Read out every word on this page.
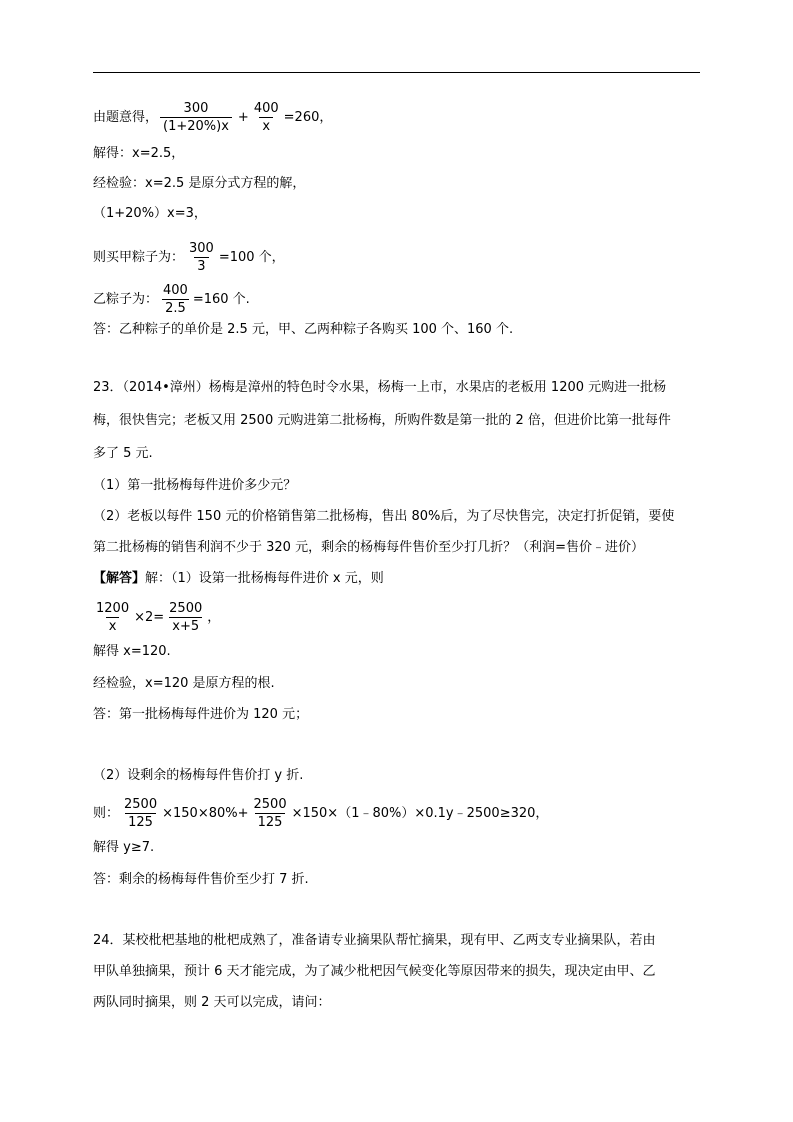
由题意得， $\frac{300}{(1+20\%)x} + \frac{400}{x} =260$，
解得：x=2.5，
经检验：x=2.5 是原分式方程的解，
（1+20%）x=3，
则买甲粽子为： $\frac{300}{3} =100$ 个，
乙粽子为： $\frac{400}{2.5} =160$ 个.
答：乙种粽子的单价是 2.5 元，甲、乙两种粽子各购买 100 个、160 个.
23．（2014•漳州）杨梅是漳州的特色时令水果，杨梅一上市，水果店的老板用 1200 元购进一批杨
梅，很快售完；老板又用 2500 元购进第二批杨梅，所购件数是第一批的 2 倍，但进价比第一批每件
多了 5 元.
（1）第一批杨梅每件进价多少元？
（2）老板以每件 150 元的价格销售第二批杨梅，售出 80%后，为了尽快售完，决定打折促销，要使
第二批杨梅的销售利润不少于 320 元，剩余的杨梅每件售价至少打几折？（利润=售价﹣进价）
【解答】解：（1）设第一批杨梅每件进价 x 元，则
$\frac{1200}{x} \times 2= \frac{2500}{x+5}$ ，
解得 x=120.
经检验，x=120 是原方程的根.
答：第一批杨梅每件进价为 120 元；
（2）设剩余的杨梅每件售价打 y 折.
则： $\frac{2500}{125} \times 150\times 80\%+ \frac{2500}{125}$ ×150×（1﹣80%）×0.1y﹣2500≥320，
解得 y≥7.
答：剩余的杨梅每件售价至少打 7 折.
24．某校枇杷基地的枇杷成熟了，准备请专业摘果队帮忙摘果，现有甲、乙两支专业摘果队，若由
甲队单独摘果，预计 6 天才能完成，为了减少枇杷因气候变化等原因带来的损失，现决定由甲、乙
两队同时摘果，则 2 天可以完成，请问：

++++++++++++++++++++

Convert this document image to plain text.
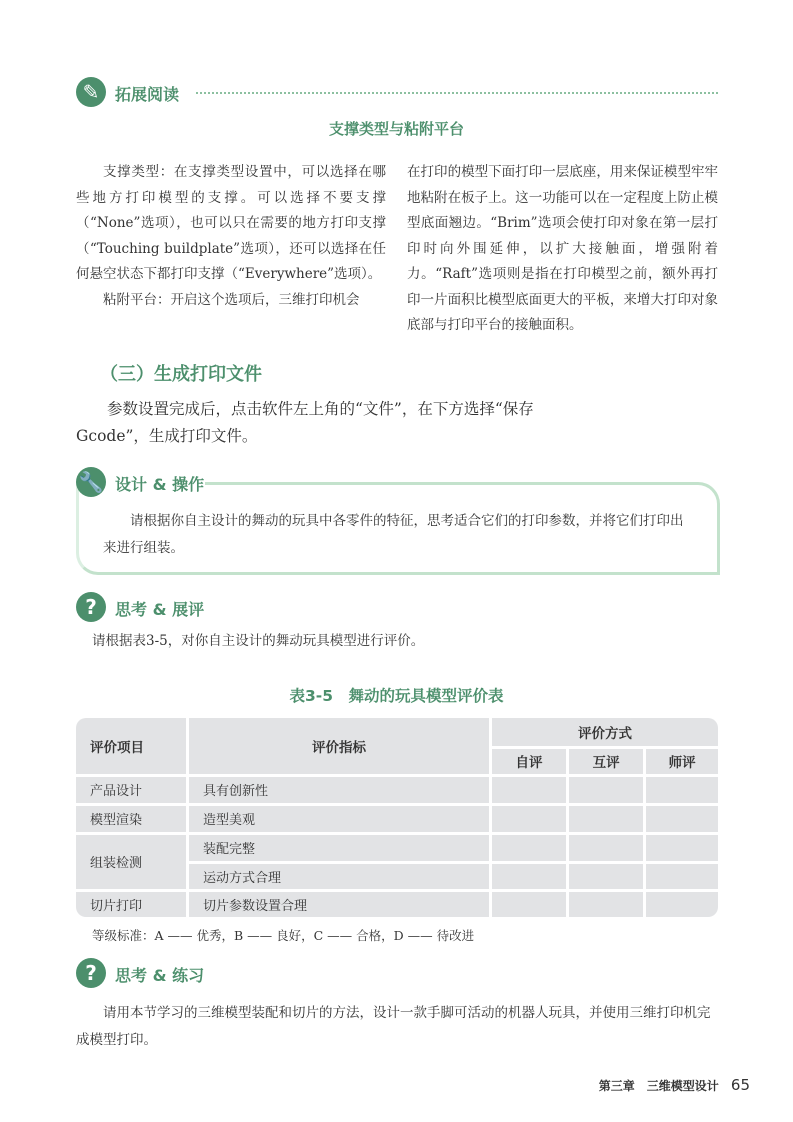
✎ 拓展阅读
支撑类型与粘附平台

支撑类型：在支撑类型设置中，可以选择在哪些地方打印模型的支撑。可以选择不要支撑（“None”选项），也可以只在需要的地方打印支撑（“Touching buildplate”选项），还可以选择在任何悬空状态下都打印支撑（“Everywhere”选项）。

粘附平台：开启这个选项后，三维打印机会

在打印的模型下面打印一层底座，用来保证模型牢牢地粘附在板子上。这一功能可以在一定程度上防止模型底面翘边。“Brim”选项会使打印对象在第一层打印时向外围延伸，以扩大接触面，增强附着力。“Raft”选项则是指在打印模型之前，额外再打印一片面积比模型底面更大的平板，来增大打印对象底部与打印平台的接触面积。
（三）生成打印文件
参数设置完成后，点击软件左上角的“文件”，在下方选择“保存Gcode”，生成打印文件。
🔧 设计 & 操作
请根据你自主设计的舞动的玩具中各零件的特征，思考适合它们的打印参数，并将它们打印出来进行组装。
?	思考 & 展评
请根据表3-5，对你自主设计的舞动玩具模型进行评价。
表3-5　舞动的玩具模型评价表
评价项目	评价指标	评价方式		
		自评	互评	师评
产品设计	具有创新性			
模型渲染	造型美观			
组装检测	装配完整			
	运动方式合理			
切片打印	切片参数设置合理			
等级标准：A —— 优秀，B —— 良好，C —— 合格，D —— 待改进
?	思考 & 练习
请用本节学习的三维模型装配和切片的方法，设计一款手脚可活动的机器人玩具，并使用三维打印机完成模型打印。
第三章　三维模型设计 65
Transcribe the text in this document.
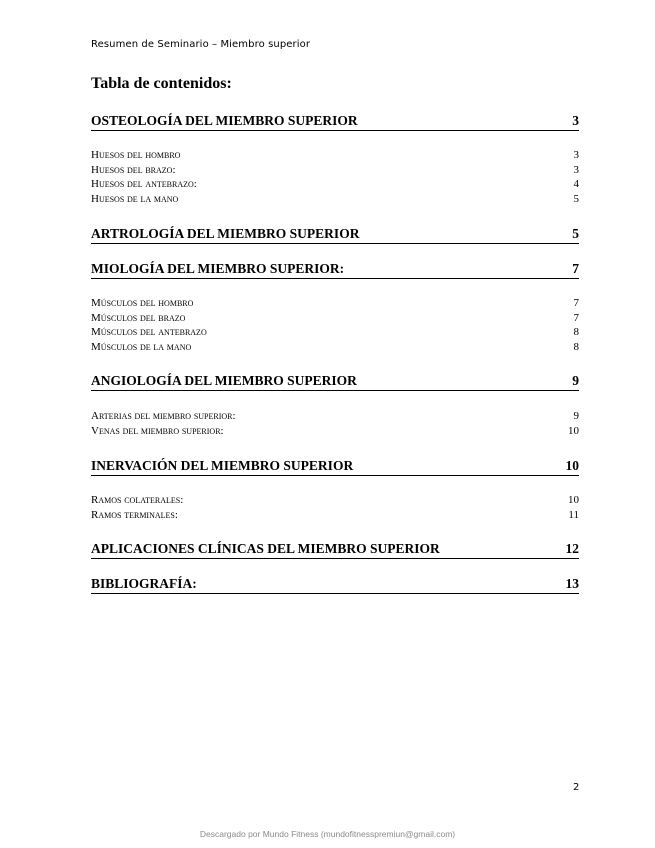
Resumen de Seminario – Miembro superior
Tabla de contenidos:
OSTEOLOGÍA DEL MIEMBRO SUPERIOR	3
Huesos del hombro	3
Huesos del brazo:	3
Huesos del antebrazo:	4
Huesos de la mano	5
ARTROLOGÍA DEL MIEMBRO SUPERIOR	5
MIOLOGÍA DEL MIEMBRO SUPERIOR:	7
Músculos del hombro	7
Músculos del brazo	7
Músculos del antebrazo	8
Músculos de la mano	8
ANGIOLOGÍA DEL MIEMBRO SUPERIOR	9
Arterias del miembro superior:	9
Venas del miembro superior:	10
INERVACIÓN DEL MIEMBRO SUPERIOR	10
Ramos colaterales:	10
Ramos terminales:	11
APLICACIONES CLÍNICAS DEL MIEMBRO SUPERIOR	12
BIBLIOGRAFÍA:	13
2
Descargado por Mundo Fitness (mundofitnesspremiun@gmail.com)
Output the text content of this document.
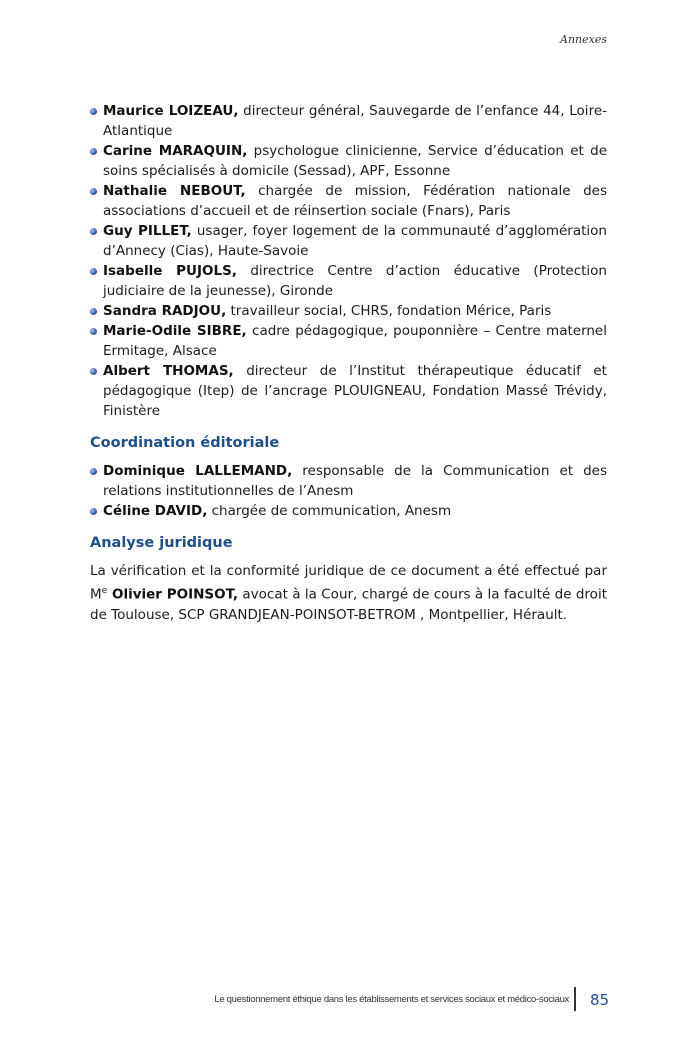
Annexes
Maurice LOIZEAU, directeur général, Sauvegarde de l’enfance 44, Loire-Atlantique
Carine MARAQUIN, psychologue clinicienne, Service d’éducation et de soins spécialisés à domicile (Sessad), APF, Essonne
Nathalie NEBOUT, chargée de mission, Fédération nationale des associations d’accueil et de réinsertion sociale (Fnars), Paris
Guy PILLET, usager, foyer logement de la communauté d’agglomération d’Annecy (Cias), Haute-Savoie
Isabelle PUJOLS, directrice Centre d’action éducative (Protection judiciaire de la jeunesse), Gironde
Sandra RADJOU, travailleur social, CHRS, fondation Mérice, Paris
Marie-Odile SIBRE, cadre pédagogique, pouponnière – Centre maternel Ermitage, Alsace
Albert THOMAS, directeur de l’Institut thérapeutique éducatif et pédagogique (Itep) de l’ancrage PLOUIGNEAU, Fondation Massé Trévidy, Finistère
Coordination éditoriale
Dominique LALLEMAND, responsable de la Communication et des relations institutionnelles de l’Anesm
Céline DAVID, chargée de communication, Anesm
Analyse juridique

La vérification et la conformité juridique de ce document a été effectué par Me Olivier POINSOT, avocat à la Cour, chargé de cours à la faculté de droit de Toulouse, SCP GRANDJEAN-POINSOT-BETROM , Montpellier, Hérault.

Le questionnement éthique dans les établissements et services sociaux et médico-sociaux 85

++++++++++++++++++++

## [To do]
From the records above, work out how many lines contain the string "hombro". Give only the number.

## [The reply]
2